*EXERCISE PROMPT*. For each line below that contains the string "Prospect", copy that line.

*DATA IN THIS EXERCISE*.
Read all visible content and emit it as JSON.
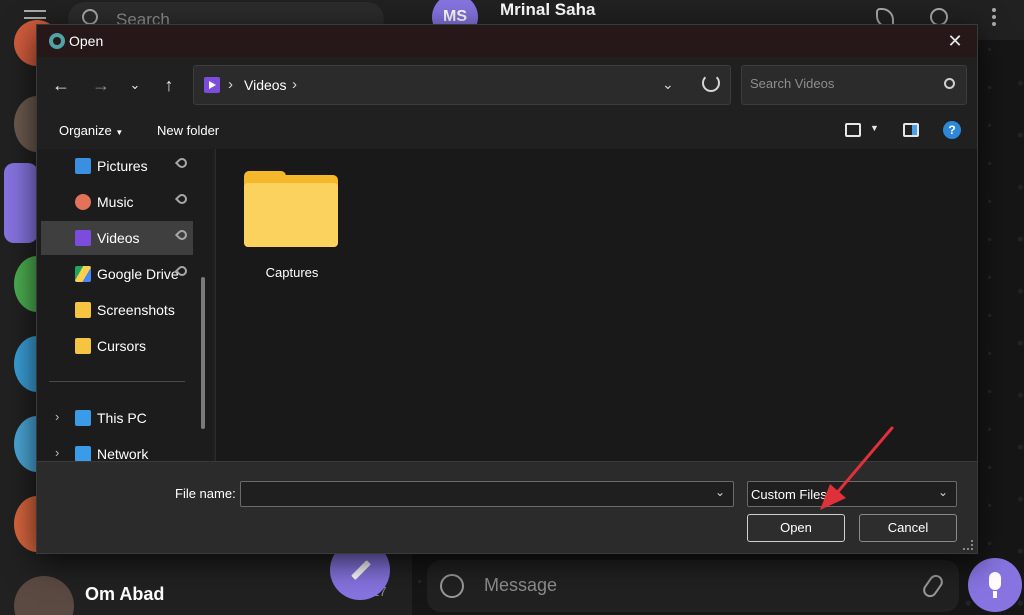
{
  "background_app": {
    "search_placeholder": "Search",
    "contact_initials": "MS",
    "contact_name": "Mrinal Saha",
    "last_chat_name": "Om Abad",
    "last_chat_count": "17",
    "message_placeholder": "Message",
    "accent_color": "#8774e1"
  },
  "dialog": {
    "title": "Open",
    "breadcrumb": [
      "Videos"
    ],
    "search_placeholder": "Search Videos",
    "commands": {
      "organize": "Organize",
      "new_folder": "New folder"
    },
    "help_glyph": "?",
    "sidebar": {
      "items": [
        {
          "label": "Pictures",
          "icon": "pictures-icon",
          "pinned": true
        },
        {
          "label": "Music",
          "icon": "music-icon",
          "pinned": true
        },
        {
          "label": "Videos",
          "icon": "videos-icon",
          "pinned": true,
          "selected": true
        },
        {
          "label": "Google Drive",
          "icon": "google-drive-icon",
          "pinned": true
        },
        {
          "label": "Screenshots",
          "icon": "folder-icon",
          "pinned": false
        },
        {
          "label": "Cursors",
          "icon": "folder-icon",
          "pinned": false
        },
        {
          "label": "This PC",
          "icon": "this-pc-icon",
          "expandable": true
        },
        {
          "label": "Network",
          "icon": "network-icon",
          "expandable": true
        }
      ]
    },
    "content": {
      "items": [
        {
          "name": "Captures",
          "type": "folder"
        }
      ]
    },
    "footer": {
      "file_name_label": "File name:",
      "file_name_value": "",
      "file_type": "Custom Files",
      "open_label": "Open",
      "cancel_label": "Cancel"
    },
    "annotation_color": "#e0303a"
  }
}
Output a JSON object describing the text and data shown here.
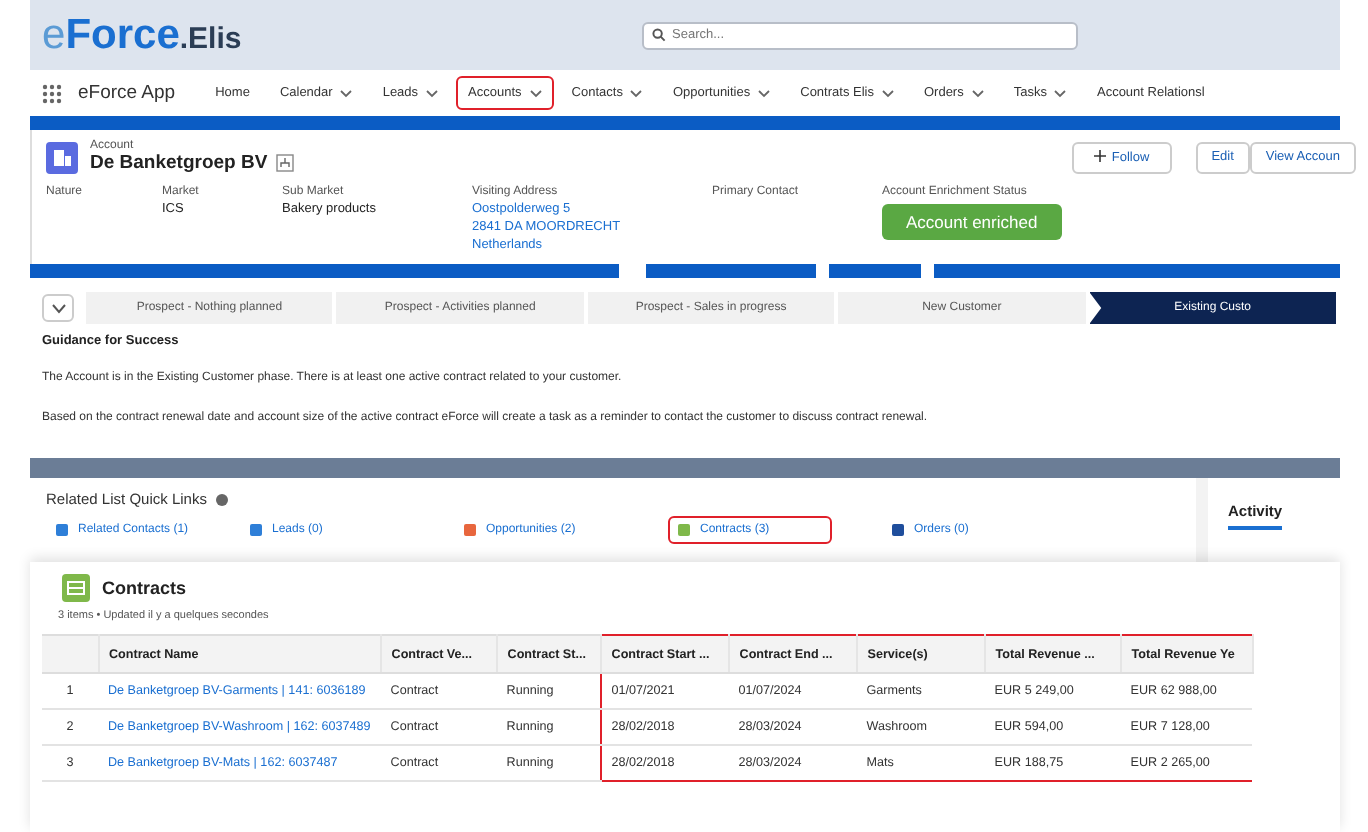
{
  "logo": {
    "prefix": "e",
    "name": "Force",
    "suffix": ".Elis"
  },
  "search": {
    "placeholder": "Search..."
  },
  "nav": {
    "app_name": "eForce App",
    "items": [
      {
        "label": "Home",
        "dropdown": false,
        "highlighted": false
      },
      {
        "label": "Calendar",
        "dropdown": true,
        "highlighted": false
      },
      {
        "label": "Leads",
        "dropdown": true,
        "highlighted": false
      },
      {
        "label": "Accounts",
        "dropdown": true,
        "highlighted": true
      },
      {
        "label": "Contacts",
        "dropdown": true,
        "highlighted": false
      },
      {
        "label": "Opportunities",
        "dropdown": true,
        "highlighted": false
      },
      {
        "label": "Contrats Elis",
        "dropdown": true,
        "highlighted": false
      },
      {
        "label": "Orders",
        "dropdown": true,
        "highlighted": false
      },
      {
        "label": "Tasks",
        "dropdown": true,
        "highlighted": false
      },
      {
        "label": "Account Relationsl",
        "dropdown": false,
        "highlighted": false
      }
    ]
  },
  "account": {
    "type": "Account",
    "name": "De Banketgroep BV",
    "buttons": [
      {
        "label": "Follow",
        "kind": "follow"
      },
      {
        "label": "Edit",
        "kind": "plain"
      },
      {
        "label": "View Accoun",
        "kind": "plain"
      }
    ],
    "fields": [
      {
        "label": "Nature",
        "kind": "text"
      },
      {
        "label": "Market",
        "kind": "text",
        "lines": [
          "ICS"
        ]
      },
      {
        "label": "Sub Market",
        "kind": "text",
        "lines": [
          "Bakery products"
        ]
      },
      {
        "label": "Visiting Address",
        "kind": "link",
        "lines": [
          "Oostpolderweg 5",
          "2841 DA MOORDRECHT",
          "Netherlands"
        ]
      },
      {
        "label": "Primary Contact",
        "kind": "text"
      },
      {
        "label": "Account Enrichment Status",
        "kind": "badge",
        "lines": [
          "Account enriched"
        ]
      }
    ]
  },
  "path": {
    "stages": [
      {
        "label": "Prospect - Nothing planned",
        "selected": false
      },
      {
        "label": "Prospect - Activities planned",
        "selected": false
      },
      {
        "label": "Prospect - Sales in progress",
        "selected": false
      },
      {
        "label": "New Customer",
        "selected": false
      },
      {
        "label": "Existing Custo",
        "selected": true
      }
    ]
  },
  "guidance": {
    "title": "Guidance for Success",
    "paragraphs": [
      "The Account is in the Existing Customer phase. There is at least one active contract related to your customer.",
      "Based on the contract renewal date and account size of the active contract eForce will create a task as a reminder to contact the customer to discuss contract renewal."
    ]
  },
  "quick_links": {
    "title": "Related List Quick Links",
    "items": [
      {
        "label": "Related Contacts (1)",
        "color": "#2e7fd8",
        "highlighted": false
      },
      {
        "label": "Leads (0)",
        "color": "#2e7fd8",
        "highlighted": false
      },
      {
        "label": "Opportunities (2)",
        "color": "#e8663d",
        "highlighted": false
      },
      {
        "label": "Contracts (3)",
        "color": "#7fb84a",
        "highlighted": true
      },
      {
        "label": "Orders (0)",
        "color": "#1f4e9c",
        "highlighted": false
      }
    ]
  },
  "side_tabs": [
    {
      "label": "Activity",
      "selected": true
    }
  ],
  "contracts": {
    "title": "Contracts",
    "subtitle": "3 items • Updated il y a quelques secondes",
    "columns": [
      {
        "label": "Contract Name",
        "highlighted": false
      },
      {
        "label": "Contract Ve...",
        "highlighted": false
      },
      {
        "label": "Contract St...",
        "highlighted": false
      },
      {
        "label": "Contract Start ...",
        "highlighted": true
      },
      {
        "label": "Contract End ...",
        "highlighted": true
      },
      {
        "label": "Service(s)",
        "highlighted": true
      },
      {
        "label": "Total Revenue ...",
        "highlighted": true
      },
      {
        "label": "Total Revenue Ye",
        "highlighted": true
      }
    ],
    "rows": [
      {
        "number": "1",
        "cells": [
          "De Banketgroep BV-Garments | 141: 6036189",
          "Contract",
          "Running",
          "01/07/2021",
          "01/07/2024",
          "Garments",
          "EUR 5 249,00",
          "EUR 62 988,00"
        ]
      },
      {
        "number": "2",
        "cells": [
          "De Banketgroep BV-Washroom | 162: 6037489",
          "Contract",
          "Running",
          "28/02/2018",
          "28/03/2024",
          "Washroom",
          "EUR 594,00",
          "EUR 7 128,00"
        ]
      },
      {
        "number": "3",
        "cells": [
          "De Banketgroep BV-Mats | 162: 6037487",
          "Contract",
          "Running",
          "28/02/2018",
          "28/03/2024",
          "Mats",
          "EUR 188,75",
          "EUR 2 265,00"
        ]
      }
    ]
  }
}
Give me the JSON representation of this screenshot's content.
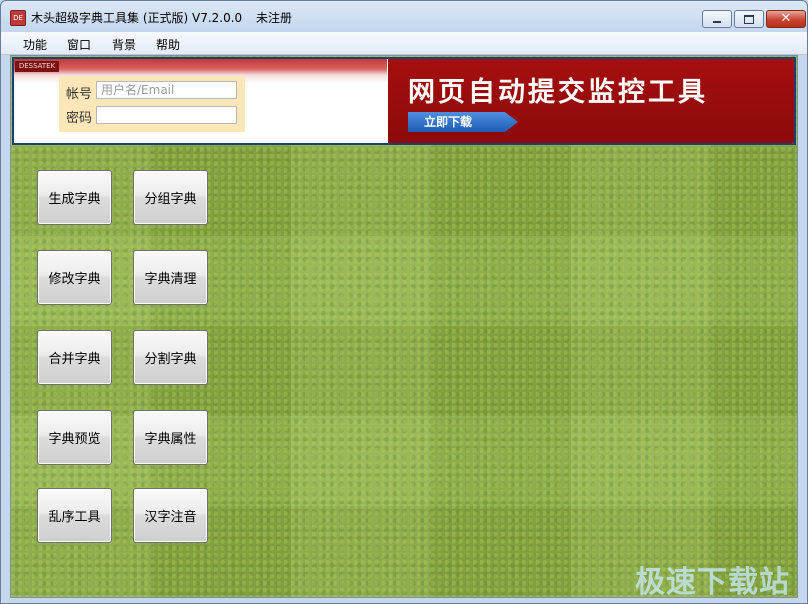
{
  "window": {
    "title": "木头超级字典工具集 (正式版) V7.2.0.0",
    "registration": "未注册",
    "controls": {
      "minimize": "minimize",
      "maximize": "maximize",
      "close": "close"
    }
  },
  "menu": [
    "功能",
    "窗口",
    "背景",
    "帮助"
  ],
  "banner": {
    "login": {
      "account_label": "帐号",
      "account_placeholder": "用户名/Email",
      "account_value": "",
      "password_label": "密码",
      "password_value": ""
    },
    "ad": {
      "title": "网页自动提交监控工具",
      "button": "立即下载"
    }
  },
  "tools": [
    [
      "生成字典",
      "分组字典"
    ],
    [
      "修改字典",
      "字典清理"
    ],
    [
      "合并字典",
      "分割字典"
    ],
    [
      "字典预览",
      "字典属性"
    ],
    [
      "乱序工具",
      "汉字注音"
    ]
  ],
  "watermark": "极速下载站",
  "colors": {
    "banner_red": "#a50f0f",
    "grass_green": "#8fb048",
    "close_button": "#c84531"
  }
}
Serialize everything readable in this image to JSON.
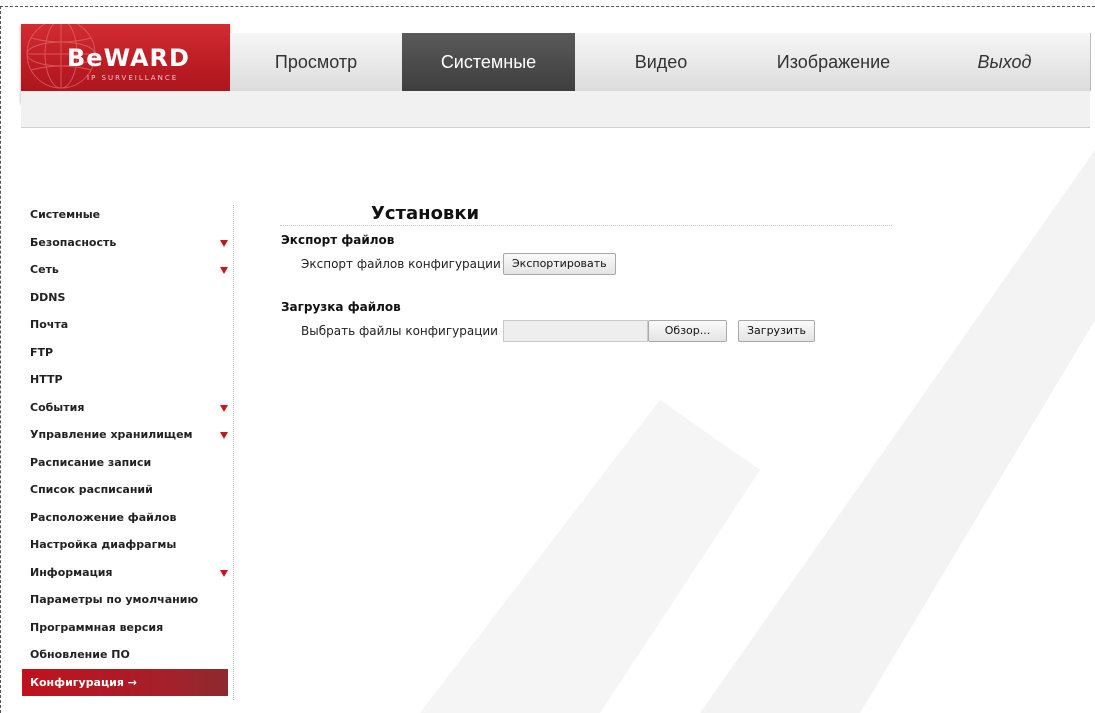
{
  "header": {
    "logo_text": "BeWARD",
    "logo_subtitle": "IP SURVEILLANCE",
    "tabs": [
      {
        "label": "Просмотр",
        "active": false,
        "italic": false
      },
      {
        "label": "Системные",
        "active": true,
        "italic": false
      },
      {
        "label": "Видео",
        "active": false,
        "italic": false
      },
      {
        "label": "Изображение",
        "active": false,
        "italic": false
      },
      {
        "label": "Выход",
        "active": false,
        "italic": true
      }
    ]
  },
  "sidebar": {
    "items": [
      {
        "label": "Системные",
        "has_submenu": false,
        "active": false
      },
      {
        "label": "Безопасность",
        "has_submenu": true,
        "active": false
      },
      {
        "label": "Сеть",
        "has_submenu": true,
        "active": false
      },
      {
        "label": "DDNS",
        "has_submenu": false,
        "active": false
      },
      {
        "label": "Почта",
        "has_submenu": false,
        "active": false
      },
      {
        "label": "FTP",
        "has_submenu": false,
        "active": false
      },
      {
        "label": "HTTP",
        "has_submenu": false,
        "active": false
      },
      {
        "label": "События",
        "has_submenu": true,
        "active": false
      },
      {
        "label": "Управление хранилищем",
        "has_submenu": true,
        "active": false
      },
      {
        "label": "Расписание записи",
        "has_submenu": false,
        "active": false
      },
      {
        "label": "Список расписаний",
        "has_submenu": false,
        "active": false
      },
      {
        "label": "Расположение файлов",
        "has_submenu": false,
        "active": false
      },
      {
        "label": "Настройка диафрагмы",
        "has_submenu": false,
        "active": false
      },
      {
        "label": "Информация",
        "has_submenu": true,
        "active": false
      },
      {
        "label": "Параметры по умолчанию",
        "has_submenu": false,
        "active": false
      },
      {
        "label": "Программная версия",
        "has_submenu": false,
        "active": false
      },
      {
        "label": "Обновление ПО",
        "has_submenu": false,
        "active": false
      },
      {
        "label": "Конфигурация →",
        "has_submenu": false,
        "active": true
      }
    ]
  },
  "main": {
    "title": "Установки",
    "export": {
      "section_title": "Экспорт файлов",
      "row_label": "Экспорт файлов конфигурации",
      "button_label": "Экспортировать"
    },
    "upload": {
      "section_title": "Загрузка файлов",
      "row_label": "Выбрать файлы конфигурации",
      "file_value": "",
      "browse_label": "Обзор...",
      "upload_label": "Загрузить"
    }
  },
  "colors": {
    "brand_red": "#c0121d",
    "active_tab": "#4a4a4a",
    "arrow_red": "#c8161f"
  }
}
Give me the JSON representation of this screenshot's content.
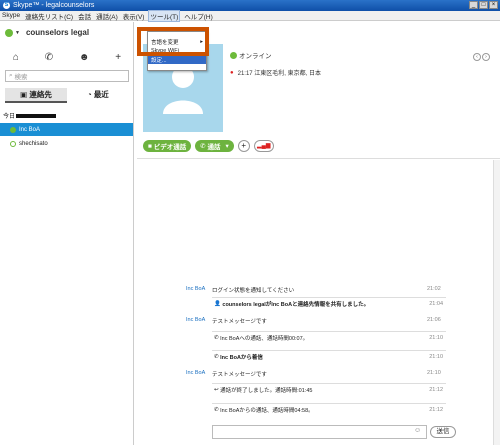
{
  "window": {
    "title": "Skype™ - legalcounselors"
  },
  "menubar": {
    "items": [
      "Skype",
      "連絡先リスト(C)",
      "会話",
      "通話(A)",
      "表示(V)",
      "ツール(T)",
      "ヘルプ(H)"
    ]
  },
  "tools_menu": {
    "items": [
      "言語を変更",
      "Skype WiFi",
      "設定..."
    ]
  },
  "profile": {
    "name": "counselors legal"
  },
  "search": {
    "placeholder": "検索"
  },
  "tabs": {
    "contacts": "連絡先",
    "recent": "最近"
  },
  "group_label": "今日",
  "contacts": [
    {
      "name": "Inc BoA",
      "selected": true
    },
    {
      "name": "shechisato",
      "selected": false
    }
  ],
  "contact_detail": {
    "status": "オンライン",
    "location": "21:17 江東区毛利, 東京都, 日本"
  },
  "actions": {
    "video_call": "ビデオ通話",
    "call": "通話"
  },
  "messages": [
    {
      "sender": "Inc BoA",
      "text": "ログイン状態を通知してください",
      "time": "21:02"
    },
    {
      "sender": "",
      "text": "counselors legalがInc BoAと連絡先情報を共有しました。",
      "time": "21:04"
    },
    {
      "sender": "Inc BoA",
      "text": "テストメッセージです",
      "time": "21:06"
    },
    {
      "sender": "",
      "text": "Inc BoAへの通話、通話時間00:07。",
      "time": "21:10"
    },
    {
      "sender": "",
      "text": "Inc BoAから着信",
      "time": "21:10"
    },
    {
      "sender": "Inc BoA",
      "text": "テストメッセージです",
      "time": "21:10"
    },
    {
      "sender": "",
      "text": "通話が終了しました。通話時間:01:45",
      "time": "21:12"
    },
    {
      "sender": "",
      "text": "Inc BoAからの通話、通話時間04:58。",
      "time": "21:12"
    }
  ],
  "input": {
    "send_label": "送信"
  }
}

*ANSWER FOR THIS EXERCISE*.
        "label": "Prospect - Nothing planned",
        "label": "Prospect - Activities planned",
        "label": "Prospect - Sales in progress",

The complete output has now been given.